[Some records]

------------------------------------------------------------------------

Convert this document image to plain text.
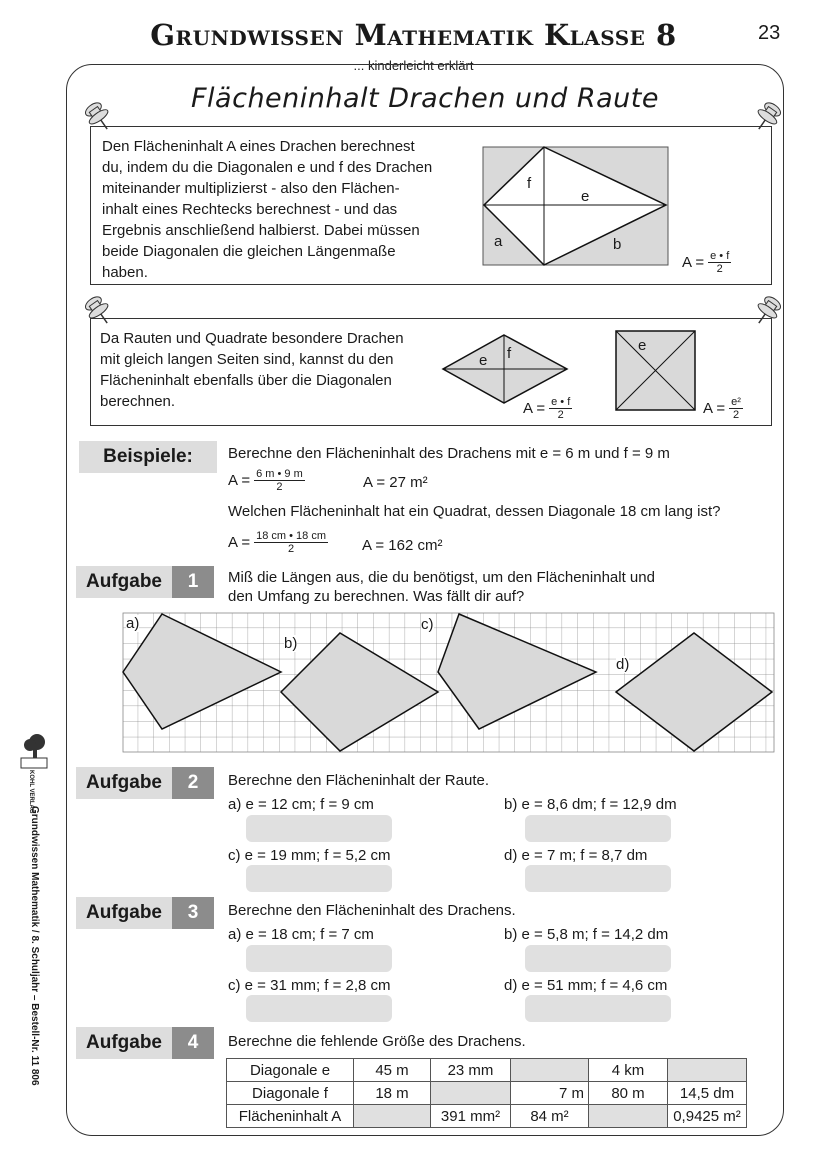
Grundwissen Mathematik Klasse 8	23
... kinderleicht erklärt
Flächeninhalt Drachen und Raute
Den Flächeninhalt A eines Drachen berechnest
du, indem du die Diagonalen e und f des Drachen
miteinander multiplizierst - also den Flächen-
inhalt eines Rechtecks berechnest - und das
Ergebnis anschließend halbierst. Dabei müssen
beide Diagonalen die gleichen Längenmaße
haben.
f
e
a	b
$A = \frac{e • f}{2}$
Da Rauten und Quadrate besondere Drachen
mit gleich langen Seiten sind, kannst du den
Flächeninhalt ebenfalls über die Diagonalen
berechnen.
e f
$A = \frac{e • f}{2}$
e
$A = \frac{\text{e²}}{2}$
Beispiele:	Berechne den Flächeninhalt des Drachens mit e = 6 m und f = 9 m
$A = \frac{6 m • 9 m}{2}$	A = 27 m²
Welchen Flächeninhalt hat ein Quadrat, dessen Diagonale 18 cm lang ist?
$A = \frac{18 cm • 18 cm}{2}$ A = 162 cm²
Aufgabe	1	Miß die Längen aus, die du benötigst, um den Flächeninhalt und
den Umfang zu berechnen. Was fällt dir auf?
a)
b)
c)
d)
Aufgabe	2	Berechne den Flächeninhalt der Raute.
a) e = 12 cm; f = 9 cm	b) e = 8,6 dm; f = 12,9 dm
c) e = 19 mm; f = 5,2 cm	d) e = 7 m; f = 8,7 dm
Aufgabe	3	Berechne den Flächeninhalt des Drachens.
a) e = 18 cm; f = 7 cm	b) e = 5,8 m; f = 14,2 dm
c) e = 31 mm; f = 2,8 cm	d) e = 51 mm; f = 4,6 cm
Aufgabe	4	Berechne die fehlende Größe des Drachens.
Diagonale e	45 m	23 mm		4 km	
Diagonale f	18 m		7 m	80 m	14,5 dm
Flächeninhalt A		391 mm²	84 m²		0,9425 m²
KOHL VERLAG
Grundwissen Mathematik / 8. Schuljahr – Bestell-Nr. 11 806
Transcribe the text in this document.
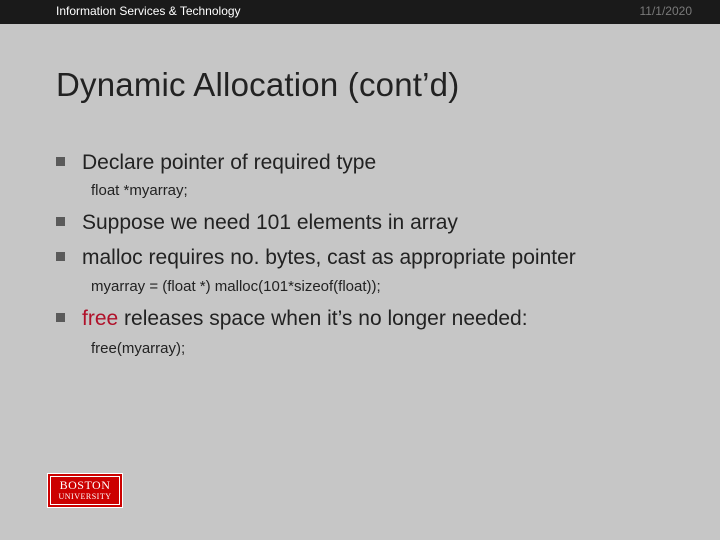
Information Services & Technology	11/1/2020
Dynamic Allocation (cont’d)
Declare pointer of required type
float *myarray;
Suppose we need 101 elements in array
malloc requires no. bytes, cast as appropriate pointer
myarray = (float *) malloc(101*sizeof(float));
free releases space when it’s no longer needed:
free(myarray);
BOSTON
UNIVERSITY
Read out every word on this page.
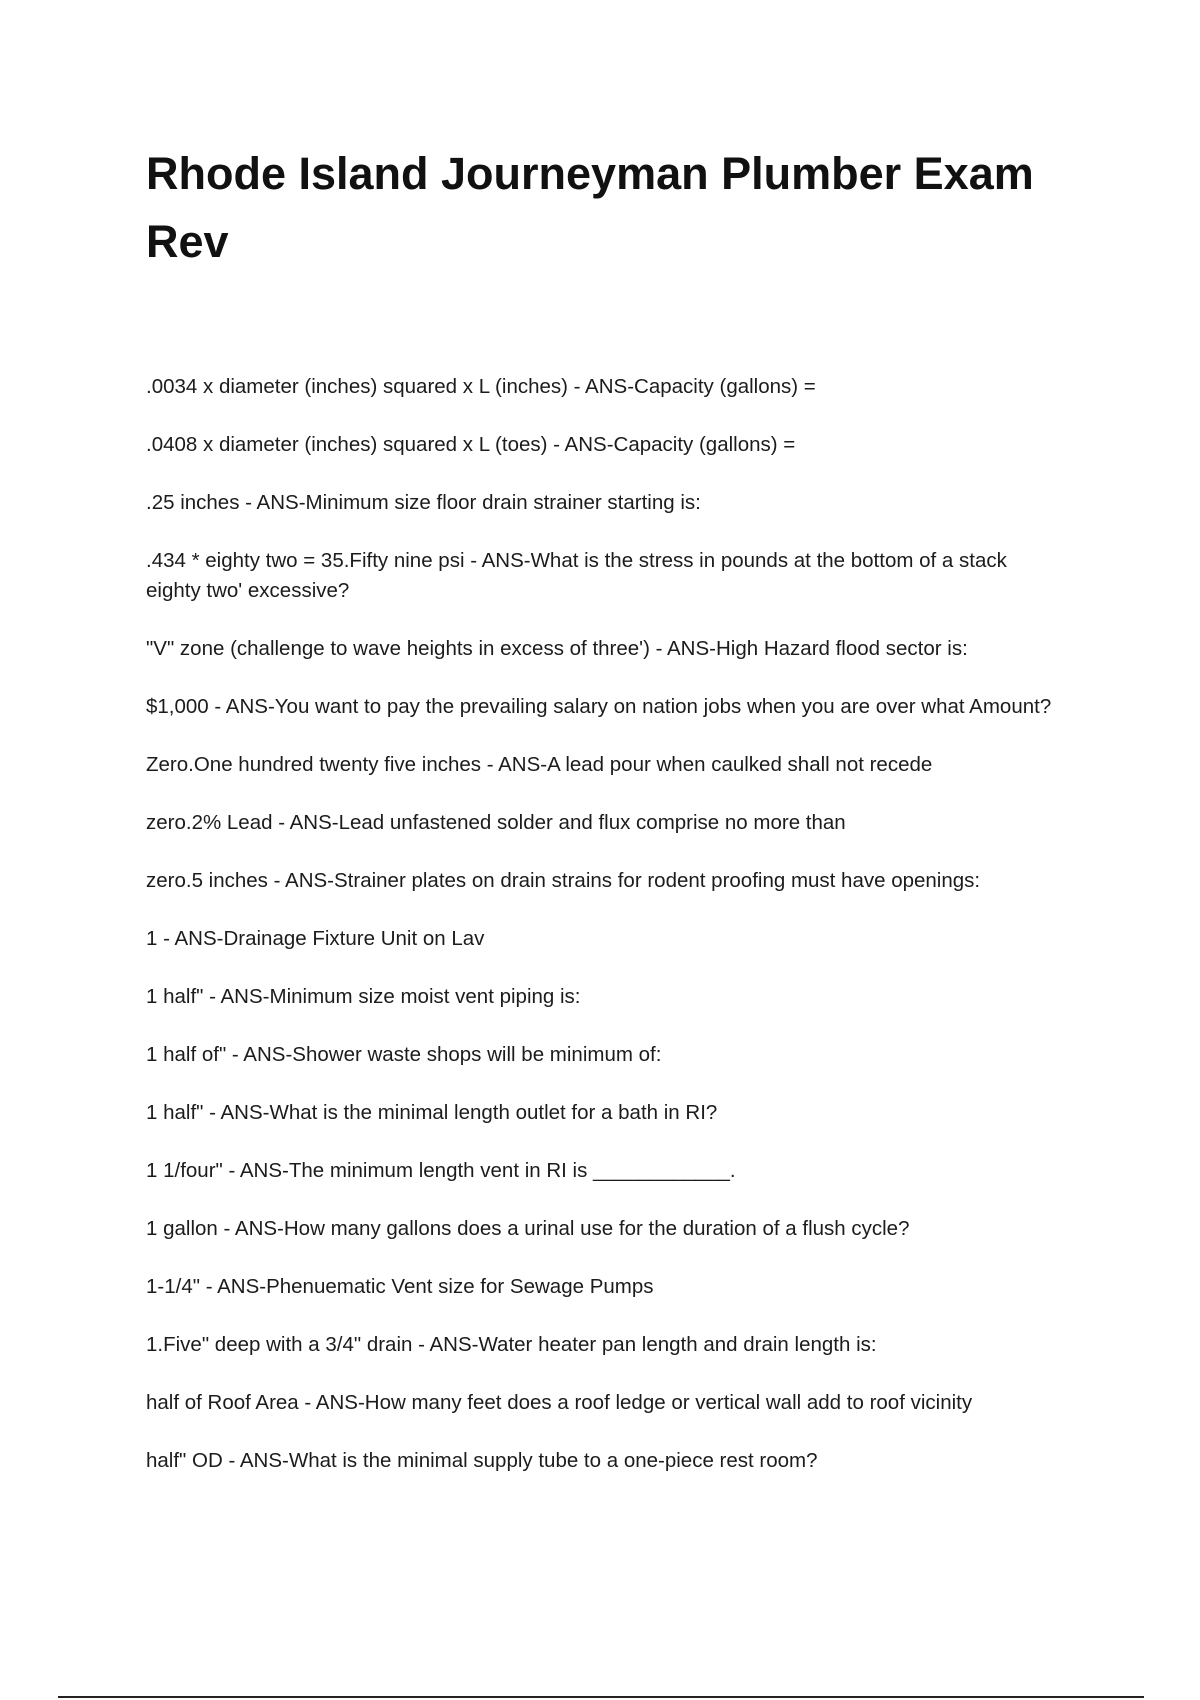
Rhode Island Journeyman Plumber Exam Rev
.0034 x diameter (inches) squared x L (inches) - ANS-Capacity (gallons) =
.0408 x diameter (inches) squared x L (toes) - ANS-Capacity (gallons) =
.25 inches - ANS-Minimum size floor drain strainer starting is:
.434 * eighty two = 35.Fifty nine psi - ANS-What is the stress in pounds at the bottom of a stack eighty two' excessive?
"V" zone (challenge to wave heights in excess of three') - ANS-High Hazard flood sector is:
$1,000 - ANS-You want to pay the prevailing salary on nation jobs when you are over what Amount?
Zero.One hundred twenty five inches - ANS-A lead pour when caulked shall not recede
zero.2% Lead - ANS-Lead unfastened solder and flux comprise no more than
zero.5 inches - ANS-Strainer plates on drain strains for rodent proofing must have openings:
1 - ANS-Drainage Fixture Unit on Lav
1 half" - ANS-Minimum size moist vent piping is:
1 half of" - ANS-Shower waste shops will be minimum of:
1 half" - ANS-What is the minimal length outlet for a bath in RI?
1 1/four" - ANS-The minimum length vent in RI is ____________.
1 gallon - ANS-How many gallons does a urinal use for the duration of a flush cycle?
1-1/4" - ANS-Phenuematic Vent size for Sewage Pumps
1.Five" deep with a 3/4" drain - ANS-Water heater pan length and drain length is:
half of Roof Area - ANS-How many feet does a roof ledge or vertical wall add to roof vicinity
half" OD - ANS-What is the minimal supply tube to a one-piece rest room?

------------------------------------------------------------------------

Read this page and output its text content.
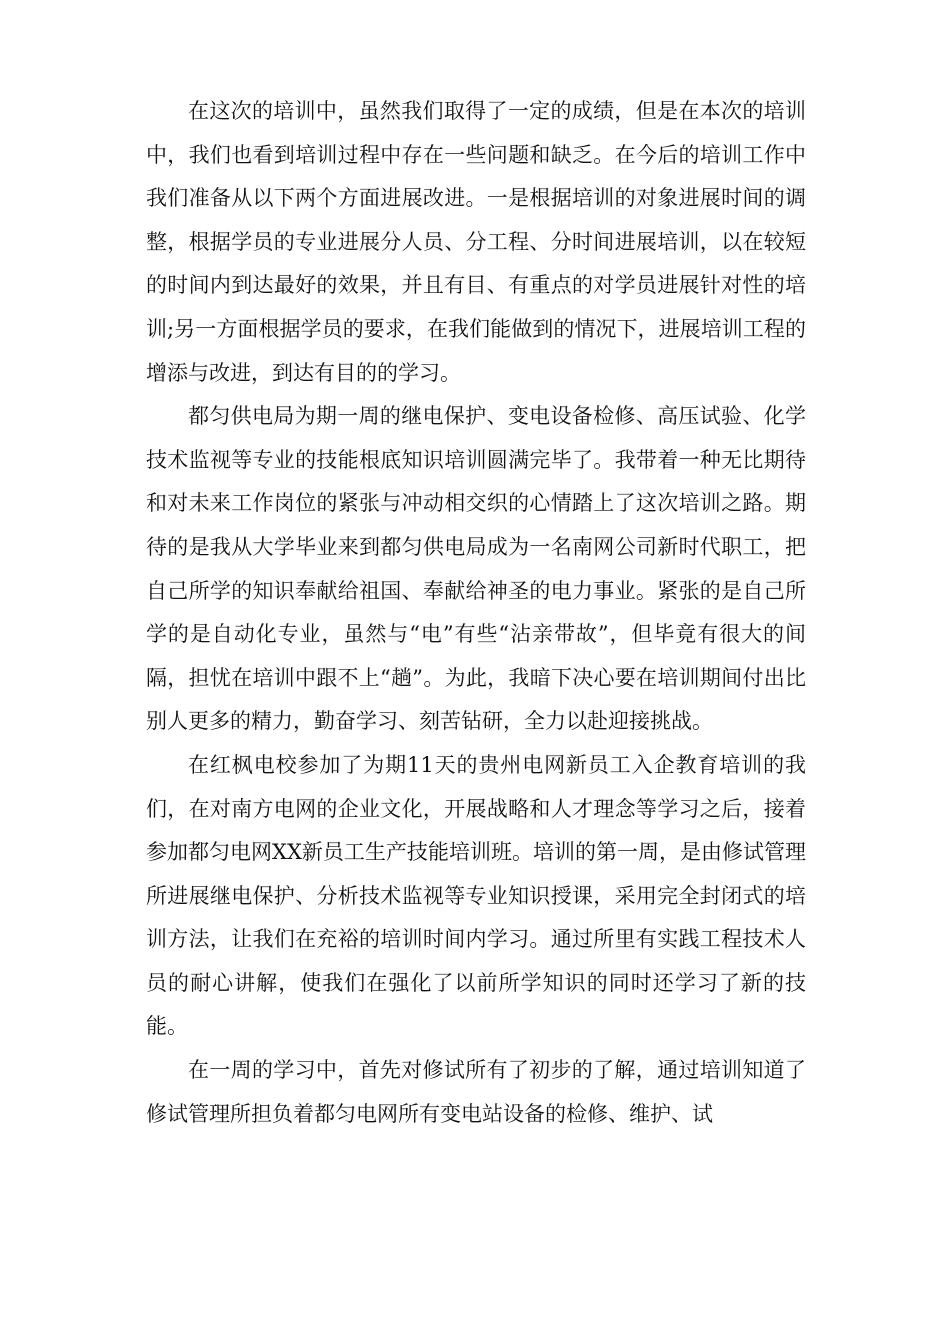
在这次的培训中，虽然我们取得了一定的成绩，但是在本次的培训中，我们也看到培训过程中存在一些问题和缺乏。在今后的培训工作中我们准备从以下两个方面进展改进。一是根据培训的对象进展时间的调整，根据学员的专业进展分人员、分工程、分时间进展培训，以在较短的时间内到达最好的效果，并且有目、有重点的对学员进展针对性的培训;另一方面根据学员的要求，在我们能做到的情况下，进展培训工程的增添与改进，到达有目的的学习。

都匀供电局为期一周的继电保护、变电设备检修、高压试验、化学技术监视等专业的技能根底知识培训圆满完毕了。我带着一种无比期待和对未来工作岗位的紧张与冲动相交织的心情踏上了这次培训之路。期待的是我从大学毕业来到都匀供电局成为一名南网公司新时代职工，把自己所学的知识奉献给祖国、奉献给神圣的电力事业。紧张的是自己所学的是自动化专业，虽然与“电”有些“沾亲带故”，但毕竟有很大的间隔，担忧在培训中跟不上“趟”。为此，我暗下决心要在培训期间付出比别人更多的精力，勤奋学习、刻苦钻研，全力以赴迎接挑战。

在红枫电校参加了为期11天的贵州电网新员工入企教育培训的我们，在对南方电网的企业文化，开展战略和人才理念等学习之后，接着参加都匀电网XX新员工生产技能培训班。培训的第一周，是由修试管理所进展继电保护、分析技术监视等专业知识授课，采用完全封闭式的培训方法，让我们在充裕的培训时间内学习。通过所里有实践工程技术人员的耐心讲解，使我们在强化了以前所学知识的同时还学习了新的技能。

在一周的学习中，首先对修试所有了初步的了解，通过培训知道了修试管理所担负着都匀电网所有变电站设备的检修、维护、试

------------------------------------------------------------------------

Scan the records above for the string "this", then select every line that holds it.

* [Answer in full]
Convert this document image to plain text.
Transcribe the text in this document.
Read out every word on this page.
Read this page and output its text content.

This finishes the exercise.